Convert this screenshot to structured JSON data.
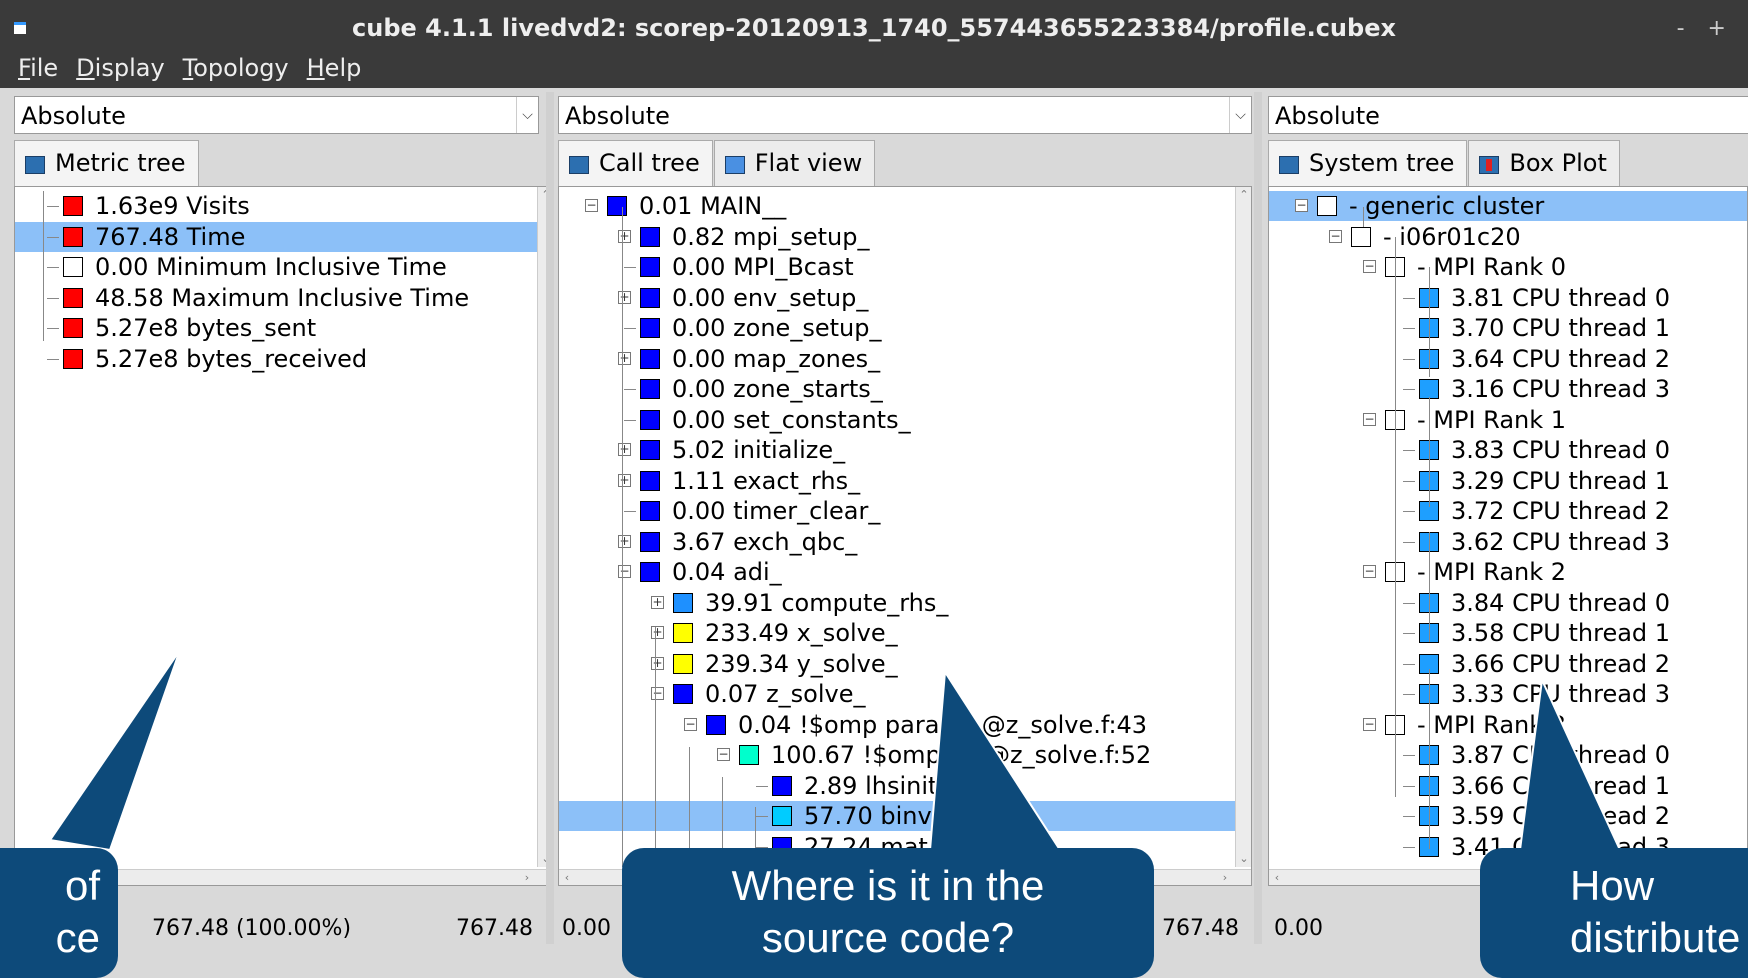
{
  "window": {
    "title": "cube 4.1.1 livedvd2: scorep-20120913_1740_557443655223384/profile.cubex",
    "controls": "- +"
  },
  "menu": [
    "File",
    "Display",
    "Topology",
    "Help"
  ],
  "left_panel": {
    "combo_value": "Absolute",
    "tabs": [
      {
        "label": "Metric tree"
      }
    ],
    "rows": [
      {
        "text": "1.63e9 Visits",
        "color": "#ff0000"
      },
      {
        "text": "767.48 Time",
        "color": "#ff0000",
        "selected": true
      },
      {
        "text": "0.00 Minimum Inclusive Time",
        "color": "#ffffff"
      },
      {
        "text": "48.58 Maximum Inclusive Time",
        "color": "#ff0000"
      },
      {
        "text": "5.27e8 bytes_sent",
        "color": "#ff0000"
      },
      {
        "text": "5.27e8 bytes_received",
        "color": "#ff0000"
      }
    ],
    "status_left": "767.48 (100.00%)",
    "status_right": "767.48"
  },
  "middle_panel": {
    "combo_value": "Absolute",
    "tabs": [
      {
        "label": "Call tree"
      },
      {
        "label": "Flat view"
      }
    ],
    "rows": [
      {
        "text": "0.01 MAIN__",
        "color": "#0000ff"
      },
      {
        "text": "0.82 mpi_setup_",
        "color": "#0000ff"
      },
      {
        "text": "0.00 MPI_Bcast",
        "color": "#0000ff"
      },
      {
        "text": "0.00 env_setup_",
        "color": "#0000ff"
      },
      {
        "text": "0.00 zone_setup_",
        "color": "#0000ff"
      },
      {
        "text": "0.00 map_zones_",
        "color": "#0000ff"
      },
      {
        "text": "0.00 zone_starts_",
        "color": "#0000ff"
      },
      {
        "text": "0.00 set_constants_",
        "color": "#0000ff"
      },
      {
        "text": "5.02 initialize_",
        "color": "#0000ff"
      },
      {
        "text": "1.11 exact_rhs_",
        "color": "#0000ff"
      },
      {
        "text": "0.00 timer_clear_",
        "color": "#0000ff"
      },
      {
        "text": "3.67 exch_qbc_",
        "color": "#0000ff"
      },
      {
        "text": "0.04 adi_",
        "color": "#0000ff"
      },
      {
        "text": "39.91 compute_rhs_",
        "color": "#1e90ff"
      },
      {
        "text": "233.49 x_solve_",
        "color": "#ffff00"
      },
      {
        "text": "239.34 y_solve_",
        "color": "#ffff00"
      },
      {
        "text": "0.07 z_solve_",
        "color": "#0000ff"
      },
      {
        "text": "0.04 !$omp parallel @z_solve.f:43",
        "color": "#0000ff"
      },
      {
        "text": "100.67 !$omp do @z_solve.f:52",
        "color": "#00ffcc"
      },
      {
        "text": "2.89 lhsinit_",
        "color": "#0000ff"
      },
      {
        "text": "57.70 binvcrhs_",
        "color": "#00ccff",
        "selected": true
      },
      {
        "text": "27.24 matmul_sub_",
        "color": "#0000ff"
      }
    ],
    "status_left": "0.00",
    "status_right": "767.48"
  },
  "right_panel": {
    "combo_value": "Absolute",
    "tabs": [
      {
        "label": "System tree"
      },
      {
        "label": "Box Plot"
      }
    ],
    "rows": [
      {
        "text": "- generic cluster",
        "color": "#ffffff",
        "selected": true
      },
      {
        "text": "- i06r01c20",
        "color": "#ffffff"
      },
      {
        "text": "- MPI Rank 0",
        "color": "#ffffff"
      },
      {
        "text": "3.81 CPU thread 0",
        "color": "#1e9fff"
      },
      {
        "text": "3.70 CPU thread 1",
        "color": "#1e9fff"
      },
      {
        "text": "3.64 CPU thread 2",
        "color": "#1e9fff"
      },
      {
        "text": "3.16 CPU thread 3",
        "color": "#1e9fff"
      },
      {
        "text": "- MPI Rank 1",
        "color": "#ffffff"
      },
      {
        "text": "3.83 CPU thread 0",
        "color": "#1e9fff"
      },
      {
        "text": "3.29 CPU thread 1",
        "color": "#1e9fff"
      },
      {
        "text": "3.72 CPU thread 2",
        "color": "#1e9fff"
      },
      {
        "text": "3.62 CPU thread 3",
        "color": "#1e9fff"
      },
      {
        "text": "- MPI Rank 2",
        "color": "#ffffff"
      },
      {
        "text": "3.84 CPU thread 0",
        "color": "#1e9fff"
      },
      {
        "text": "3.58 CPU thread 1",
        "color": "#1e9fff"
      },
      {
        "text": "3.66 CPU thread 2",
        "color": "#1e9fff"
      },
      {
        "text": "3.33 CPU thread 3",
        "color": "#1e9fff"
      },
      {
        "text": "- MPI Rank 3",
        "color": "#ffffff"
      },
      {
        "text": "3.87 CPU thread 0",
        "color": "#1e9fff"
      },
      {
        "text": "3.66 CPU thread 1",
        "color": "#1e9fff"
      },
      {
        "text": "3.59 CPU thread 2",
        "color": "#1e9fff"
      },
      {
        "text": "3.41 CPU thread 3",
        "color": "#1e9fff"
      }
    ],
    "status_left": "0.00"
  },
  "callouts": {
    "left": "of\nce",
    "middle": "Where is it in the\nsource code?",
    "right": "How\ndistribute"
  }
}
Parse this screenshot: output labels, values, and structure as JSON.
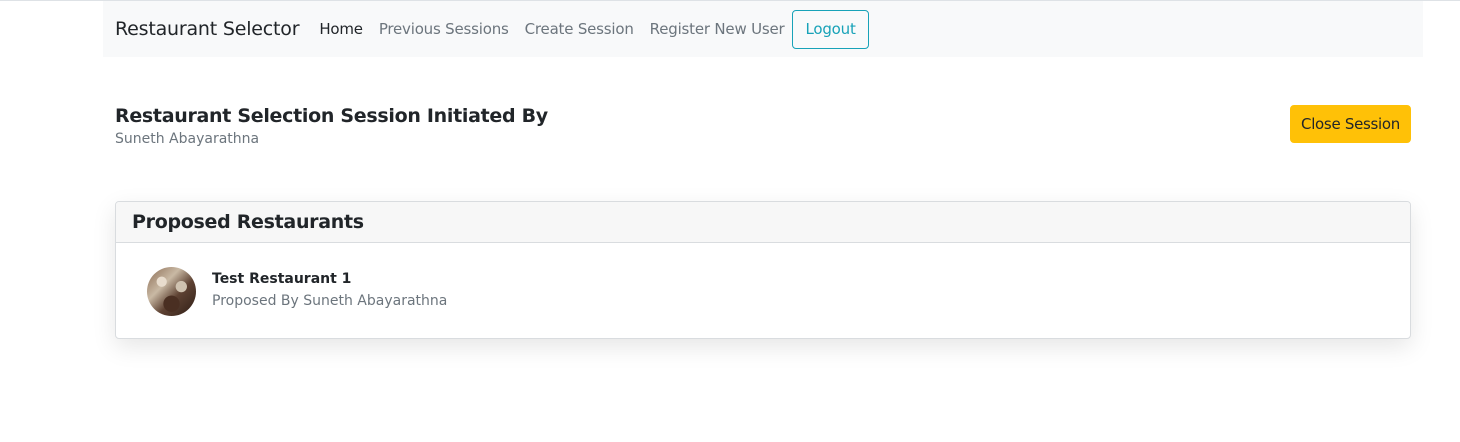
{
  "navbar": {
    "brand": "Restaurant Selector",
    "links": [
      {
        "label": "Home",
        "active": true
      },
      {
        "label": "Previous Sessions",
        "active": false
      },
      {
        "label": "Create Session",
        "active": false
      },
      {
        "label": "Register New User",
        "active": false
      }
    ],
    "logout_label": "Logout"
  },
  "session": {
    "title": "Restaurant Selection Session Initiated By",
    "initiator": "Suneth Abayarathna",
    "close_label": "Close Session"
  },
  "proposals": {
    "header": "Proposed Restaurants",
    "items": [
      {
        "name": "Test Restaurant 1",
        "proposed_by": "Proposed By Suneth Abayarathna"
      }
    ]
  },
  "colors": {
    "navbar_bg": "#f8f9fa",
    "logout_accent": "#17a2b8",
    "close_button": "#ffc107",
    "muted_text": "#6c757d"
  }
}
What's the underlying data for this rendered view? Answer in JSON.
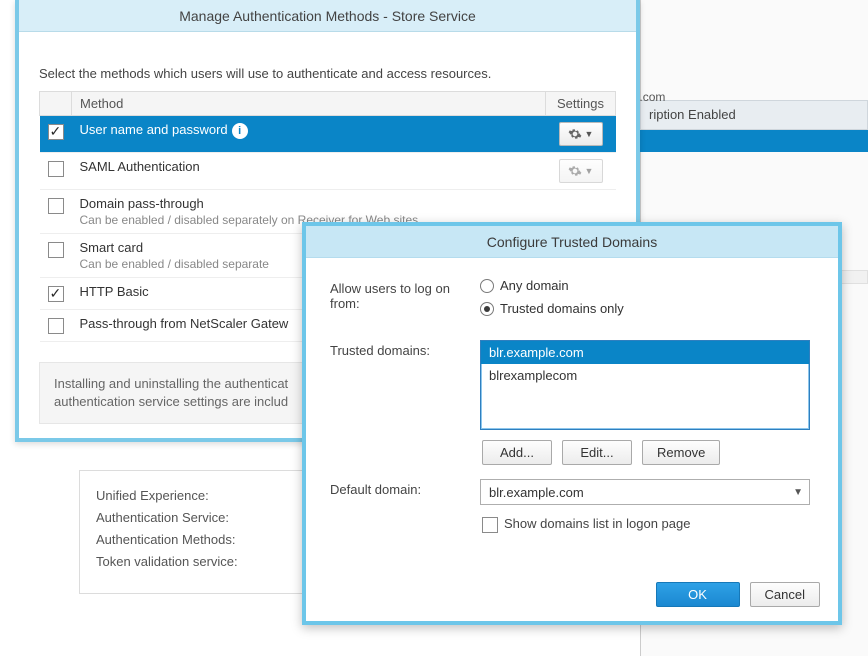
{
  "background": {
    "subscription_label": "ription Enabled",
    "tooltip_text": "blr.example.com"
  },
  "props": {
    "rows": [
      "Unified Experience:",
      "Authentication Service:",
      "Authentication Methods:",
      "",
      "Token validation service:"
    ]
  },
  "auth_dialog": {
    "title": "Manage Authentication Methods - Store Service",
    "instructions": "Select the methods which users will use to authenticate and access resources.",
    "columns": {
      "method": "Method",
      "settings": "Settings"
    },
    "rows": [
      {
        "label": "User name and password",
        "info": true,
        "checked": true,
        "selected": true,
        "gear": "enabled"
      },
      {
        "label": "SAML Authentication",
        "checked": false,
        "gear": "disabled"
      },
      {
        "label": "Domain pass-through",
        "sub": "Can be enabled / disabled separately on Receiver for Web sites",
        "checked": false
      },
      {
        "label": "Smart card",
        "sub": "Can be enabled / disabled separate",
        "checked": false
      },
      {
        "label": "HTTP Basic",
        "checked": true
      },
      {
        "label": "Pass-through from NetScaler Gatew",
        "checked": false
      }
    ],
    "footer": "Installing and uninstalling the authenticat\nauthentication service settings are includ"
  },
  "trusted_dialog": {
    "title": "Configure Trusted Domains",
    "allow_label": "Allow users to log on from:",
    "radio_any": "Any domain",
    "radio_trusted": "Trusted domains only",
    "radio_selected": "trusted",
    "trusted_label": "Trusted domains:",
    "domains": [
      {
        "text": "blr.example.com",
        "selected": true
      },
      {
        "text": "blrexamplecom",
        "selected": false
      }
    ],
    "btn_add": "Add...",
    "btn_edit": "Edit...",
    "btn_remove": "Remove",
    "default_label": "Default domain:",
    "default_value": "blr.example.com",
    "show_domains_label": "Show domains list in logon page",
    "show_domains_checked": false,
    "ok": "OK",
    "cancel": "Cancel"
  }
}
★ ★ ★ ★
§ PROMPT: Determine how many lines include the string "disabled". Give no answer but the number.

§ RESULT OF THE EXERCISE: 3